[BEGIN]
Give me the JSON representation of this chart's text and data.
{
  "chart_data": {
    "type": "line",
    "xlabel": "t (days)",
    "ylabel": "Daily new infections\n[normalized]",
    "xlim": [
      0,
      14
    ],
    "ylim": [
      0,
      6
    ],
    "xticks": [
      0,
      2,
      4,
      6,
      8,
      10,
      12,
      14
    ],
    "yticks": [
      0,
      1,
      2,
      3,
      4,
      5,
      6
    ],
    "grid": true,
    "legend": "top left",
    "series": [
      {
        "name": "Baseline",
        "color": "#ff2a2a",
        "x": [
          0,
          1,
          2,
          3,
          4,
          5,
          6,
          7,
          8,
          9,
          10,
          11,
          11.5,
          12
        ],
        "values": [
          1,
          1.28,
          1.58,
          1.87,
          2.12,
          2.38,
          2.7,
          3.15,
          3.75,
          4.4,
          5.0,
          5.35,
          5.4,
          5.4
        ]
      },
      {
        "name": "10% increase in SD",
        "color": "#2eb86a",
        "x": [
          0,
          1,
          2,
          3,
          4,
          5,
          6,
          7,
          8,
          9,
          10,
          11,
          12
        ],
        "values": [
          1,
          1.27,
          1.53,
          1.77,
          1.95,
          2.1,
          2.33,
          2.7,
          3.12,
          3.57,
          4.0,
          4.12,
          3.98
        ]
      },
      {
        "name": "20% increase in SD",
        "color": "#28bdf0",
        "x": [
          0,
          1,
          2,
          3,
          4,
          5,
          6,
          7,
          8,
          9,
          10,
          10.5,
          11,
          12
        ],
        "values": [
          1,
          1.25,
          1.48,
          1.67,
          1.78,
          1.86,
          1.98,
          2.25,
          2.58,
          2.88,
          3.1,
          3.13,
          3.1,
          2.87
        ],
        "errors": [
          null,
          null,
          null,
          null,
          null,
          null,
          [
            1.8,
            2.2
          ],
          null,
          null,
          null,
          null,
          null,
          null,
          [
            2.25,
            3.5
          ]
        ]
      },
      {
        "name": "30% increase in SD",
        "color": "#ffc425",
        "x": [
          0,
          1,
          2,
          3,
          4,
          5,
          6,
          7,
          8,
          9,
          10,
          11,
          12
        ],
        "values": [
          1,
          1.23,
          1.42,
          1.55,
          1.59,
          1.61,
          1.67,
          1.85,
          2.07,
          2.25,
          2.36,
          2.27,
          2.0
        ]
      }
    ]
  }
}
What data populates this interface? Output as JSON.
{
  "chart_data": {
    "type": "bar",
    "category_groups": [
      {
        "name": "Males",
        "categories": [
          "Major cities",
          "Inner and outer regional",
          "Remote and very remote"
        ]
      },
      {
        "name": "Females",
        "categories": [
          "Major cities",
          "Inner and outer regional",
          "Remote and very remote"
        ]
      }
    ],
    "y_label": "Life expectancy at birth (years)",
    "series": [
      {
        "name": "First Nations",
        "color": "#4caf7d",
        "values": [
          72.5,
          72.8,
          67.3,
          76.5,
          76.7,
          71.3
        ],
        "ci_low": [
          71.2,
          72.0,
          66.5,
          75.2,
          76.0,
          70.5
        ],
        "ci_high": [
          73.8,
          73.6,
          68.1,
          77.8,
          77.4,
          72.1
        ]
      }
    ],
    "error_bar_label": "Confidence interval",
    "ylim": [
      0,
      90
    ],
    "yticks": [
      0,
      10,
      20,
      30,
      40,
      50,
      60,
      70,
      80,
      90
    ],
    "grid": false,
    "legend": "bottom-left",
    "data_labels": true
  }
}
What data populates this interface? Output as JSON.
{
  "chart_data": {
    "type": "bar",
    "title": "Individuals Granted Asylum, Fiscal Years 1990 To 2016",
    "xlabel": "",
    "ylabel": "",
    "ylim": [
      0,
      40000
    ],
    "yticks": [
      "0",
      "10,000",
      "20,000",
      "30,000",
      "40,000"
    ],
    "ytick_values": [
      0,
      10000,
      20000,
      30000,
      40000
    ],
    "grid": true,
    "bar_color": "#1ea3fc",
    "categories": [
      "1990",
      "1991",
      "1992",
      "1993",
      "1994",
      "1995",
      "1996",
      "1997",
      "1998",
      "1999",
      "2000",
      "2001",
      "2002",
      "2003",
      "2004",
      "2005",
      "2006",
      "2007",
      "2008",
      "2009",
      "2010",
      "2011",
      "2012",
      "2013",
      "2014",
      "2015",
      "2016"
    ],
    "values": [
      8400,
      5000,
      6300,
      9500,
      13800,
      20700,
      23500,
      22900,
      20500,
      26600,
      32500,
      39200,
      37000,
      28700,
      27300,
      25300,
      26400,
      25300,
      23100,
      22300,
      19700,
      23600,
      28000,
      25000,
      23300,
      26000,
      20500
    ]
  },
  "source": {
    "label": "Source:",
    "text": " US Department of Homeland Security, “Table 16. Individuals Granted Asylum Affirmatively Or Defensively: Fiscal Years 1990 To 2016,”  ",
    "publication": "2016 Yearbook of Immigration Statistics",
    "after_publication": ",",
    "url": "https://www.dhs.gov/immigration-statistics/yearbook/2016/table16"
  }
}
[END]
Determine how many lines of this listing contain "name", and give only the number.

# [FULL SOLUTION]
7